--- Start ---
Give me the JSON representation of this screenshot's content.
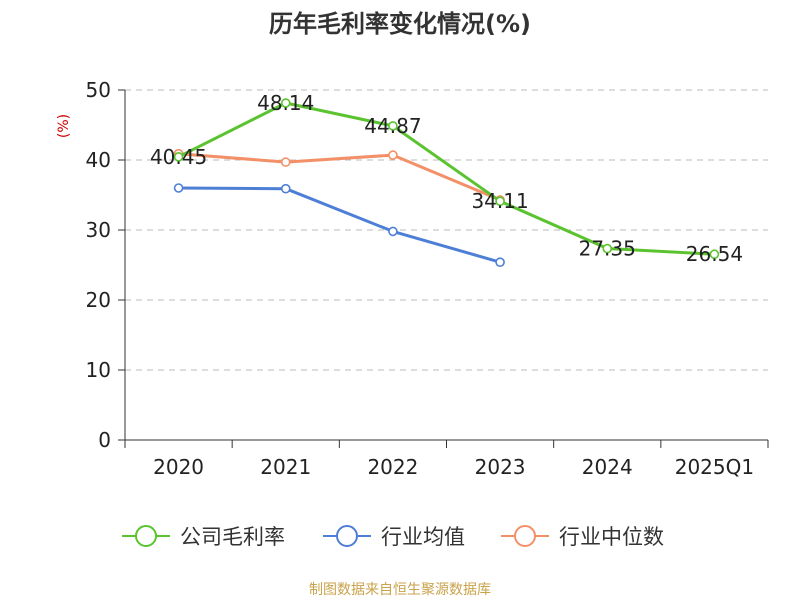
{
  "chart_data": {
    "type": "line",
    "title": "历年毛利率变化情况(%)",
    "unit_label": "(%)",
    "categories": [
      "2020",
      "2021",
      "2022",
      "2023",
      "2024",
      "2025Q1"
    ],
    "ylim": [
      0,
      50
    ],
    "yticks": [
      "0",
      "10",
      "20",
      "30",
      "40",
      "50"
    ],
    "grid": true,
    "legend_position": "bottom",
    "series": [
      {
        "name": "公司毛利率",
        "color": "#5ac32f",
        "values": [
          40.45,
          48.14,
          44.87,
          34.11,
          27.35,
          26.54
        ],
        "labels": [
          "40.45",
          "48.14",
          "44.87",
          "34.11",
          "27.35",
          "26.54"
        ]
      },
      {
        "name": "行业均值",
        "color": "#4e7fd6",
        "values": [
          36.0,
          35.9,
          29.8,
          25.4,
          null,
          null
        ]
      },
      {
        "name": "行业中位数",
        "color": "#f39067",
        "values": [
          40.9,
          39.7,
          40.7,
          34.3,
          null,
          null
        ]
      }
    ],
    "source": "制图数据来自恒生聚源数据库"
  }
}
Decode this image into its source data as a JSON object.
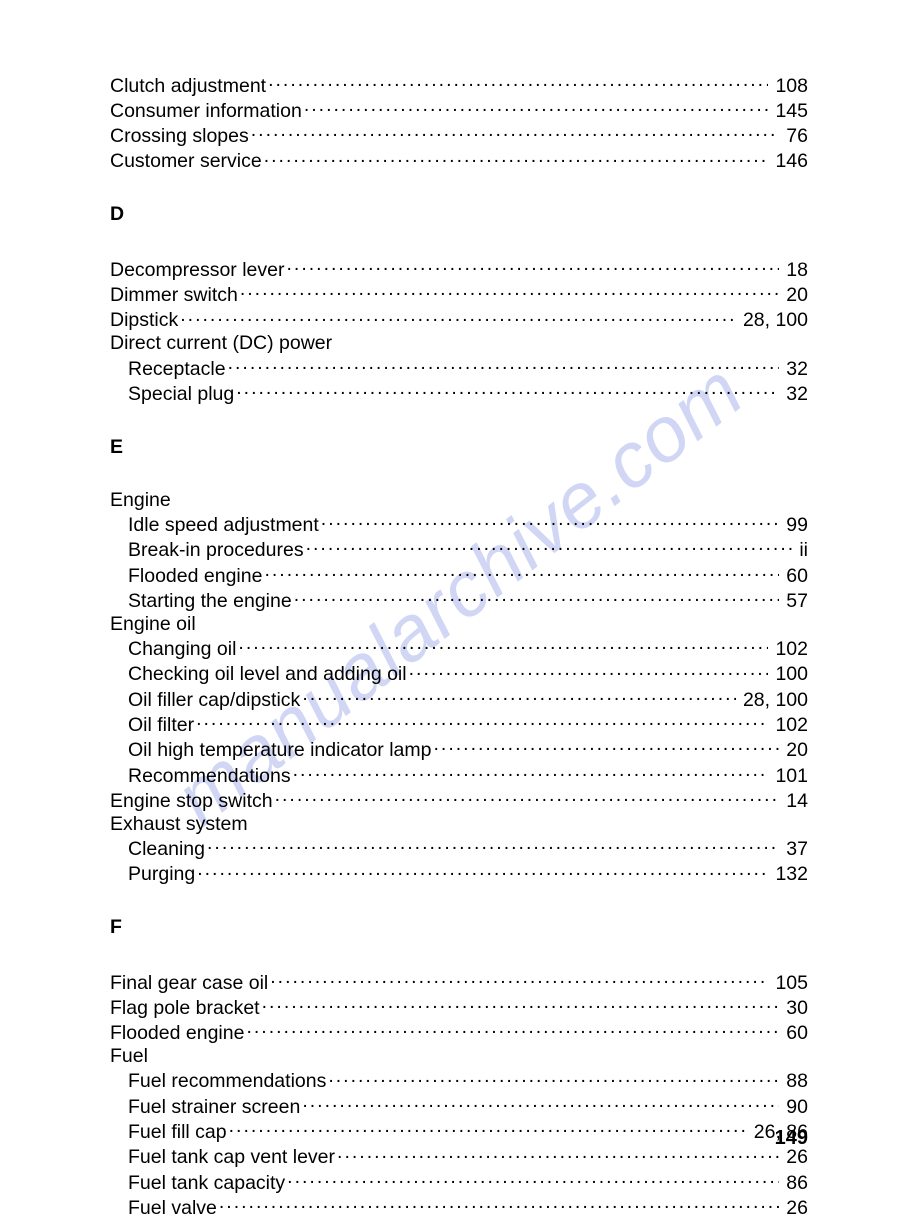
{
  "watermark": "manualarchive.com",
  "pageNumber": "149",
  "sections": [
    {
      "letter": "",
      "rows": [
        {
          "label": "Clutch adjustment",
          "page": "108",
          "sub": false,
          "header": false
        },
        {
          "label": "Consumer information",
          "page": "145",
          "sub": false,
          "header": false
        },
        {
          "label": "Crossing slopes",
          "page": "76",
          "sub": false,
          "header": false
        },
        {
          "label": "Customer service",
          "page": "146",
          "sub": false,
          "header": false
        }
      ]
    },
    {
      "letter": "D",
      "rows": [
        {
          "label": "Decompressor lever",
          "page": "18",
          "sub": false,
          "header": false
        },
        {
          "label": "Dimmer switch",
          "page": "20",
          "sub": false,
          "header": false
        },
        {
          "label": "Dipstick",
          "page": "28, 100",
          "sub": false,
          "header": false
        },
        {
          "label": "Direct current (DC) power",
          "page": "",
          "sub": false,
          "header": true
        },
        {
          "label": "Receptacle",
          "page": "32",
          "sub": true,
          "header": false
        },
        {
          "label": "Special plug",
          "page": "32",
          "sub": true,
          "header": false
        }
      ]
    },
    {
      "letter": "E",
      "rows": [
        {
          "label": "Engine",
          "page": "",
          "sub": false,
          "header": true
        },
        {
          "label": "Idle speed adjustment",
          "page": "99",
          "sub": true,
          "header": false
        },
        {
          "label": "Break-in procedures",
          "page": "ii",
          "sub": true,
          "header": false
        },
        {
          "label": "Flooded engine",
          "page": "60",
          "sub": true,
          "header": false
        },
        {
          "label": "Starting the engine",
          "page": "57",
          "sub": true,
          "header": false
        },
        {
          "label": "Engine oil",
          "page": "",
          "sub": false,
          "header": true
        },
        {
          "label": "Changing oil",
          "page": "102",
          "sub": true,
          "header": false
        },
        {
          "label": "Checking oil level and adding oil",
          "page": "100",
          "sub": true,
          "header": false
        },
        {
          "label": "Oil filler cap/dipstick",
          "page": "28, 100",
          "sub": true,
          "header": false
        },
        {
          "label": "Oil filter",
          "page": "102",
          "sub": true,
          "header": false
        },
        {
          "label": "Oil high temperature indicator lamp",
          "page": "20",
          "sub": true,
          "header": false
        },
        {
          "label": "Recommendations",
          "page": "101",
          "sub": true,
          "header": false
        },
        {
          "label": "Engine stop switch",
          "page": "14",
          "sub": false,
          "header": false
        },
        {
          "label": "Exhaust system",
          "page": "",
          "sub": false,
          "header": true
        },
        {
          "label": "Cleaning",
          "page": "37",
          "sub": true,
          "header": false
        },
        {
          "label": "Purging",
          "page": "132",
          "sub": true,
          "header": false
        }
      ]
    },
    {
      "letter": "F",
      "rows": [
        {
          "label": "Final gear case oil",
          "page": "105",
          "sub": false,
          "header": false
        },
        {
          "label": "Flag pole bracket",
          "page": "30",
          "sub": false,
          "header": false
        },
        {
          "label": "Flooded engine",
          "page": "60",
          "sub": false,
          "header": false
        },
        {
          "label": "Fuel",
          "page": "",
          "sub": false,
          "header": true
        },
        {
          "label": "Fuel recommendations",
          "page": "88",
          "sub": true,
          "header": false
        },
        {
          "label": "Fuel strainer screen",
          "page": "90",
          "sub": true,
          "header": false
        },
        {
          "label": "Fuel fill cap",
          "page": "26, 86",
          "sub": true,
          "header": false
        },
        {
          "label": "Fuel tank cap vent lever",
          "page": "26",
          "sub": true,
          "header": false
        },
        {
          "label": "Fuel tank capacity",
          "page": "86",
          "sub": true,
          "header": false
        },
        {
          "label": "Fuel valve",
          "page": "26",
          "sub": true,
          "header": false
        }
      ]
    }
  ]
}
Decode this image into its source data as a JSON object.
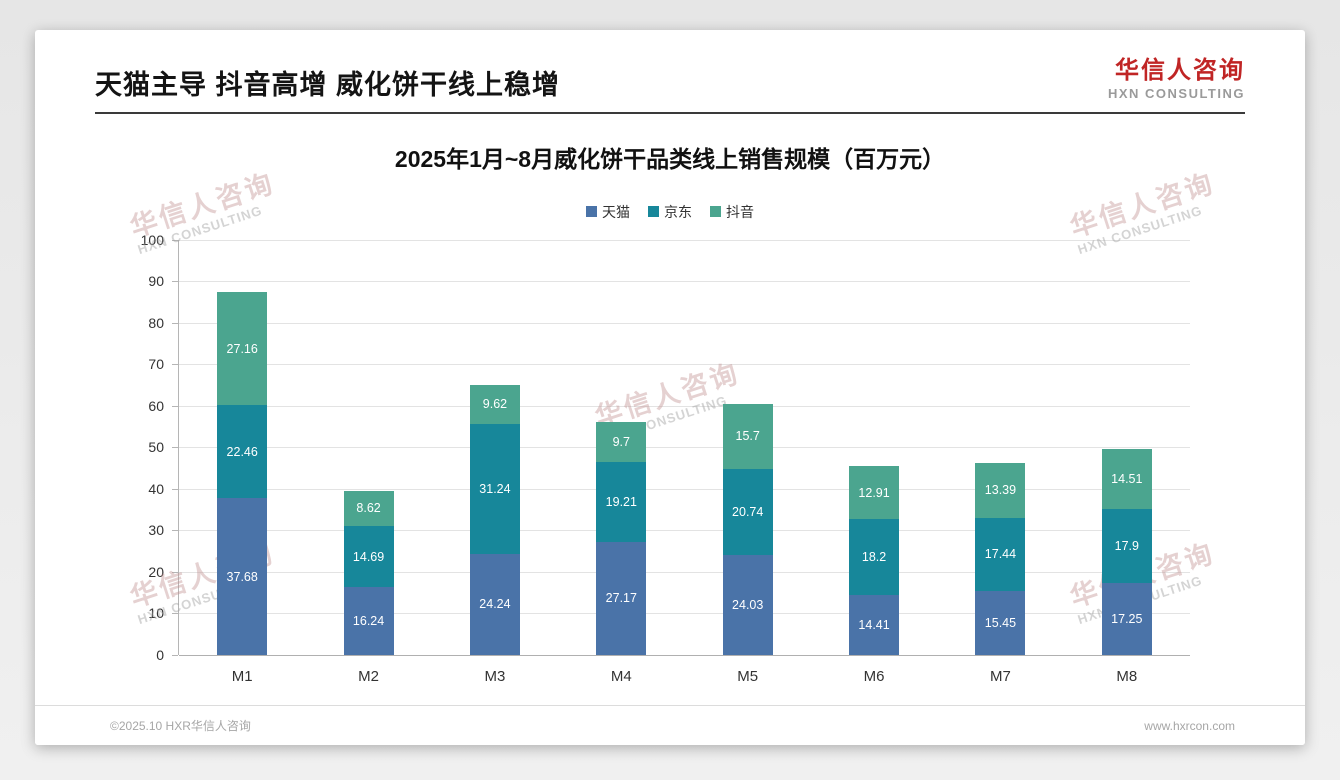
{
  "page": {
    "title": "天猫主导 抖音高增 威化饼干线上稳增",
    "logo": {
      "name": "华信人咨询",
      "subtitle": "HXN CONSULTING"
    },
    "footer": {
      "left": "©2025.10 HXR华信人咨询",
      "right": "www.hxrcon.com"
    },
    "watermark": {
      "line1": "华信人咨询",
      "line2": "HXN CONSULTING"
    }
  },
  "chart_data": {
    "type": "bar",
    "stacked": true,
    "title": "2025年1月~8月威化饼干品类线上销售规模（百万元）",
    "categories": [
      "M1",
      "M2",
      "M3",
      "M4",
      "M5",
      "M6",
      "M7",
      "M8"
    ],
    "series": [
      {
        "name": "天猫",
        "color": "#4a73a8",
        "values": [
          37.68,
          16.24,
          24.24,
          27.17,
          24.03,
          14.41,
          15.45,
          17.25
        ]
      },
      {
        "name": "京东",
        "color": "#17879a",
        "values": [
          22.46,
          14.69,
          31.24,
          19.21,
          20.74,
          18.2,
          17.44,
          17.9
        ]
      },
      {
        "name": "抖音",
        "color": "#4ba58f",
        "values": [
          27.16,
          8.62,
          9.62,
          9.7,
          15.7,
          12.91,
          13.39,
          14.51
        ]
      }
    ],
    "ylim": [
      0,
      100
    ],
    "ytick_step": 10,
    "grid": true,
    "legend_position": "top"
  }
}
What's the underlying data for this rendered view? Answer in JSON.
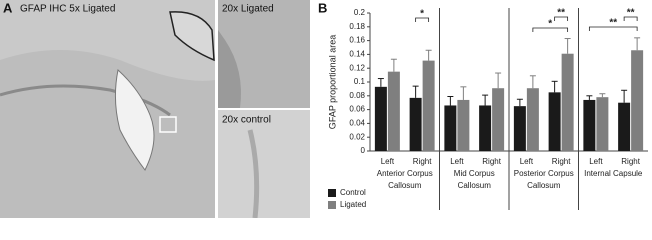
{
  "panel_a": {
    "label": "A",
    "main_title": "GFAP IHC 5x Ligated",
    "inset_top_title": "20x Ligated",
    "inset_bottom_title": "20x control"
  },
  "chart_data": {
    "type": "bar",
    "panel_label": "B",
    "y_label": "GFAP proportional area",
    "categories": [
      "Left",
      "Right",
      "Left",
      "Right",
      "Left",
      "Right",
      "Left",
      "Right"
    ],
    "group_labels": [
      [
        "Anterior Corpus",
        "Callosum"
      ],
      [
        "Mid Corpus",
        "Callosum"
      ],
      [
        "Posterior Corpus",
        "Callosum"
      ],
      [
        "Internal Capsule"
      ]
    ],
    "series": [
      {
        "name": "Control",
        "color": "#1a1a1a",
        "values": [
          0.093,
          0.077,
          0.066,
          0.066,
          0.065,
          0.085,
          0.074,
          0.07
        ],
        "errors": [
          0.012,
          0.017,
          0.013,
          0.015,
          0.01,
          0.016,
          0.006,
          0.018
        ]
      },
      {
        "name": "Ligated",
        "color": "#7f7f7f",
        "values": [
          0.115,
          0.131,
          0.074,
          0.091,
          0.091,
          0.141,
          0.078,
          0.146
        ],
        "errors": [
          0.018,
          0.015,
          0.019,
          0.022,
          0.018,
          0.022,
          0.005,
          0.018
        ]
      }
    ],
    "annotations": [
      "*",
      "**",
      "*",
      "**",
      "**"
    ],
    "ylim": [
      0,
      0.2
    ],
    "yticks": [
      0,
      0.02,
      0.04,
      0.06,
      0.08,
      0.1,
      0.12,
      0.14,
      0.16,
      0.18,
      0.2
    ]
  }
}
--- End ---
■ Required work
Pick out the lines that contain "Corpus" and copy them.

■ Task response
        "Anterior Corpus",
        "Mid Corpus",
        "Posterior Corpus",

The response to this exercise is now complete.